[Data records]
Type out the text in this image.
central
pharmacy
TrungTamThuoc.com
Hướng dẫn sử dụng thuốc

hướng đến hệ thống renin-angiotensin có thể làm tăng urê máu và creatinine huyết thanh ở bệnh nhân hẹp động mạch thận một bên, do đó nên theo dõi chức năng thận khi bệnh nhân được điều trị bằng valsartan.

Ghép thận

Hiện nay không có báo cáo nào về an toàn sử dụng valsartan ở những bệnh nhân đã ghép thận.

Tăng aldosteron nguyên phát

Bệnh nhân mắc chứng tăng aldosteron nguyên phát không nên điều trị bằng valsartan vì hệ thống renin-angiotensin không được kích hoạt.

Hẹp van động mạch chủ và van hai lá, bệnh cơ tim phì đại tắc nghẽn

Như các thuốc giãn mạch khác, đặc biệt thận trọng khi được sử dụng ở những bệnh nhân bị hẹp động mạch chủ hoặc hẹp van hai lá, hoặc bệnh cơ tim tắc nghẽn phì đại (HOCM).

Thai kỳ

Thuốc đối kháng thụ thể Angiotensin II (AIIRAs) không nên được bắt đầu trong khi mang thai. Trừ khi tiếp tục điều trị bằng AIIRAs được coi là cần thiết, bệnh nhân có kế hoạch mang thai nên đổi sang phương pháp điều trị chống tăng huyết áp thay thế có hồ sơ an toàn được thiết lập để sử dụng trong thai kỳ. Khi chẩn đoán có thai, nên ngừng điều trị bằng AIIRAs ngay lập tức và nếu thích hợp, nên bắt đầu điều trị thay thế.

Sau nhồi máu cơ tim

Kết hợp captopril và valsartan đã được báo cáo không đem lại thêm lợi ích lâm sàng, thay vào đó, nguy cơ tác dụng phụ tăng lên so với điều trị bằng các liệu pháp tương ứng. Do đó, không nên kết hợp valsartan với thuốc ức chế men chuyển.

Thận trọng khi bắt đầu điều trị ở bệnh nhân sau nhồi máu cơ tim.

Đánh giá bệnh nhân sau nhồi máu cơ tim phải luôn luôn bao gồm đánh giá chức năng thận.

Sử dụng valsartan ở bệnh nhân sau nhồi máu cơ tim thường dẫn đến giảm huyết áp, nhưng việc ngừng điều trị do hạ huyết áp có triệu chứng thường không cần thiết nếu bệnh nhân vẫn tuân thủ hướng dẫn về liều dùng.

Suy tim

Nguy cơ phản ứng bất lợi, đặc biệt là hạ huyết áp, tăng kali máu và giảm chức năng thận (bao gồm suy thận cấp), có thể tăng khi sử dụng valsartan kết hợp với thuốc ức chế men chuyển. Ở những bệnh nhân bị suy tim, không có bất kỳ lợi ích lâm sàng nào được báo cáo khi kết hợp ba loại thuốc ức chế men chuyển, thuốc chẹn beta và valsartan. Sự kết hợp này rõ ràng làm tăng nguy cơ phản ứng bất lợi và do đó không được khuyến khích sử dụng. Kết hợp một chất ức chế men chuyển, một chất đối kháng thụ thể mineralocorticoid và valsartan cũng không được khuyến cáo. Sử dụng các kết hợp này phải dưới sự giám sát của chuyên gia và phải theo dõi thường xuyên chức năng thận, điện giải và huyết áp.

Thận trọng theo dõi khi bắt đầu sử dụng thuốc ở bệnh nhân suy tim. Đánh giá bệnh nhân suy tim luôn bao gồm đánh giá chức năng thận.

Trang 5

---

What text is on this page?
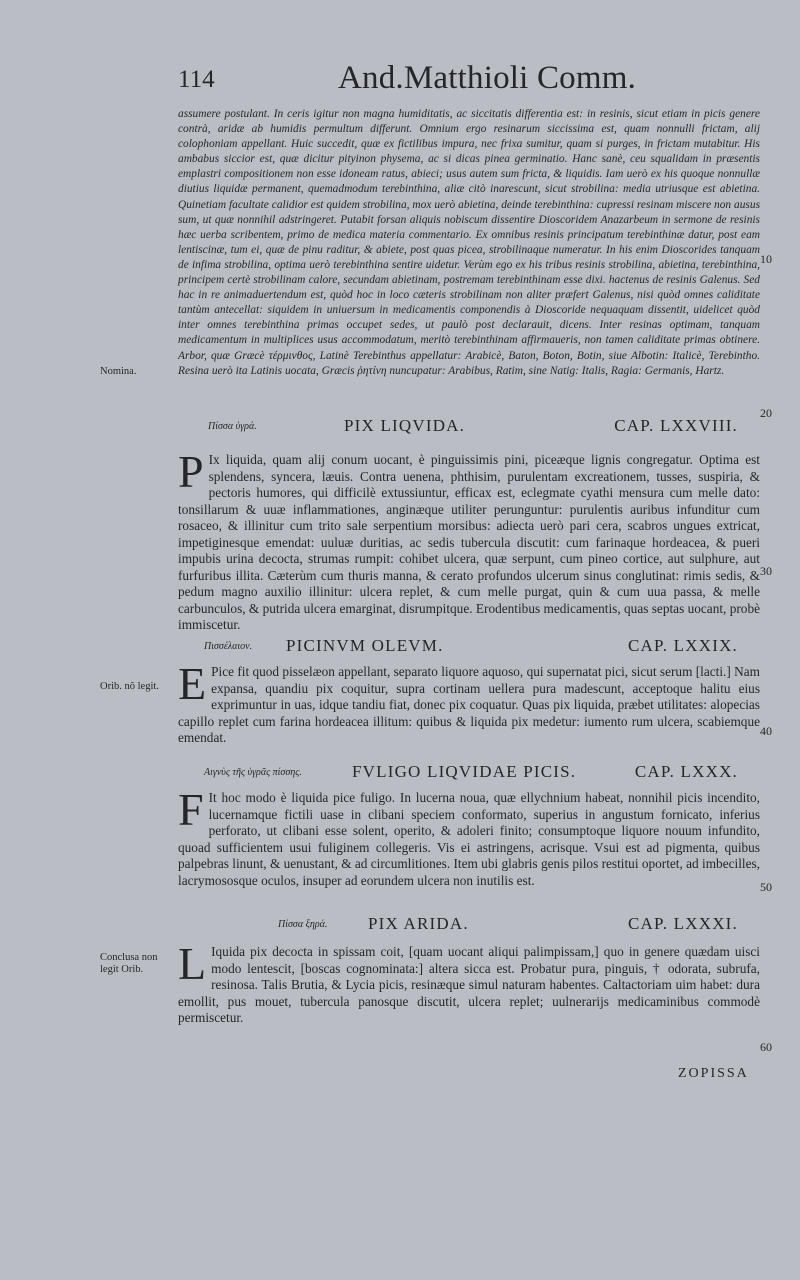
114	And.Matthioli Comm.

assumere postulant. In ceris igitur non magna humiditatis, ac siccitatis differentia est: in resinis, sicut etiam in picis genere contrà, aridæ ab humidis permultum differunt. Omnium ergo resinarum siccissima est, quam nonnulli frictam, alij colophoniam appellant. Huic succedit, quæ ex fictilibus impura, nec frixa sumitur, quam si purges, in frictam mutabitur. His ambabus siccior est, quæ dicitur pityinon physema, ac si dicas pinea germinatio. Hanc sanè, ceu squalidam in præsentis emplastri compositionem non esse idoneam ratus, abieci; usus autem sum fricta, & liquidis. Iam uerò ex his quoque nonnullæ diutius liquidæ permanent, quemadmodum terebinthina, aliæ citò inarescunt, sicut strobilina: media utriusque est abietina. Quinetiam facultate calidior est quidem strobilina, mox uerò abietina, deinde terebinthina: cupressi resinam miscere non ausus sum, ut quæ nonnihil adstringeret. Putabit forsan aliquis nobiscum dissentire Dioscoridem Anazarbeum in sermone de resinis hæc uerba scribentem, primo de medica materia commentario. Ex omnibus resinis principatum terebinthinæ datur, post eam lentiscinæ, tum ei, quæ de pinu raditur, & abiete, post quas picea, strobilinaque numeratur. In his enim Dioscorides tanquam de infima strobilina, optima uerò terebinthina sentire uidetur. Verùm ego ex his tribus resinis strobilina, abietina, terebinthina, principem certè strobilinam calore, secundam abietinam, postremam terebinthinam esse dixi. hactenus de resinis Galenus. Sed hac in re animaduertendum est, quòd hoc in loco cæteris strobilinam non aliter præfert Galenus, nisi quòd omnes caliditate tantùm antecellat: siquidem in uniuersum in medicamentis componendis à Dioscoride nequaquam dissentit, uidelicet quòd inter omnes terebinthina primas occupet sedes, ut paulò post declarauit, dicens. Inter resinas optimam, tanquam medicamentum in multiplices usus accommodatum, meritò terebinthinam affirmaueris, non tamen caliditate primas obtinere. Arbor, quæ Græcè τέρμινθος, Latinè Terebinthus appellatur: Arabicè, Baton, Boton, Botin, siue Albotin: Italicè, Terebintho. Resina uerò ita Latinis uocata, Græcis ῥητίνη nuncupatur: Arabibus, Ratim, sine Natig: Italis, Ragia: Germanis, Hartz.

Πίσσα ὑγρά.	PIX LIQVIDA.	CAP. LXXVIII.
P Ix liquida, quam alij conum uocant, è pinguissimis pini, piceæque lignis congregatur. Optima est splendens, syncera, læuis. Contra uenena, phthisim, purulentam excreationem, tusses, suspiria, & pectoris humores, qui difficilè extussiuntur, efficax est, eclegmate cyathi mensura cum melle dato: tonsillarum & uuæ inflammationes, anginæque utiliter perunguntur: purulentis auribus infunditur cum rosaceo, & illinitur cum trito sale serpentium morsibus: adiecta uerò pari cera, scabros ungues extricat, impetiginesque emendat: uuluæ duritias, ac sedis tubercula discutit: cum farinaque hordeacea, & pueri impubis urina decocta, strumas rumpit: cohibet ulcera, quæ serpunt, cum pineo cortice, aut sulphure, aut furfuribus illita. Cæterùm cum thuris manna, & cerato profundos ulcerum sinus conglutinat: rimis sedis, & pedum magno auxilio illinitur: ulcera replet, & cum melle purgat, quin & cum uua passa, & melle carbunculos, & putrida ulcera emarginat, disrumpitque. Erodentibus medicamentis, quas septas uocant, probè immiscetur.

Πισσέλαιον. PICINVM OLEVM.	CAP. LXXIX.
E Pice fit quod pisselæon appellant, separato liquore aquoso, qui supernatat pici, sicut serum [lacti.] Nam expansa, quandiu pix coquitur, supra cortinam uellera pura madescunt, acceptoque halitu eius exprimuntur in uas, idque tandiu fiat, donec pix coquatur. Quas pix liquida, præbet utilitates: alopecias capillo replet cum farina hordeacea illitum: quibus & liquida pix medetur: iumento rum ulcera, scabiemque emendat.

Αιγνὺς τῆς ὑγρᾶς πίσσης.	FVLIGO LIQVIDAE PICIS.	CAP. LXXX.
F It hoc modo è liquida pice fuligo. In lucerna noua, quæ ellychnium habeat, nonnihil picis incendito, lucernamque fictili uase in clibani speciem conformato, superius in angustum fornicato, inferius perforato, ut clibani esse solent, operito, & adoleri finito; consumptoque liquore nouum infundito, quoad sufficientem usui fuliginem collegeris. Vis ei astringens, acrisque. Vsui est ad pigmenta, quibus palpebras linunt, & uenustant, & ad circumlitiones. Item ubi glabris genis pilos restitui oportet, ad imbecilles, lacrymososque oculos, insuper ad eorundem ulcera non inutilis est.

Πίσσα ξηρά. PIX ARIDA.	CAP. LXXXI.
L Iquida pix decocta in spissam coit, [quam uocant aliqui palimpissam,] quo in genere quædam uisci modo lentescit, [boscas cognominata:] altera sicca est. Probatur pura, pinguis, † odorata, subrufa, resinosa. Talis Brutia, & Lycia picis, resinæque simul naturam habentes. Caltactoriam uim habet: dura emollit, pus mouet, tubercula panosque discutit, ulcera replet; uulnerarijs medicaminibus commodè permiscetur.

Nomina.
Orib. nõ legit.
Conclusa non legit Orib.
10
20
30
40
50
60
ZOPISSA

What to do
Give only the count of lines in which the string "Orib" appears.

Result of the exercise
2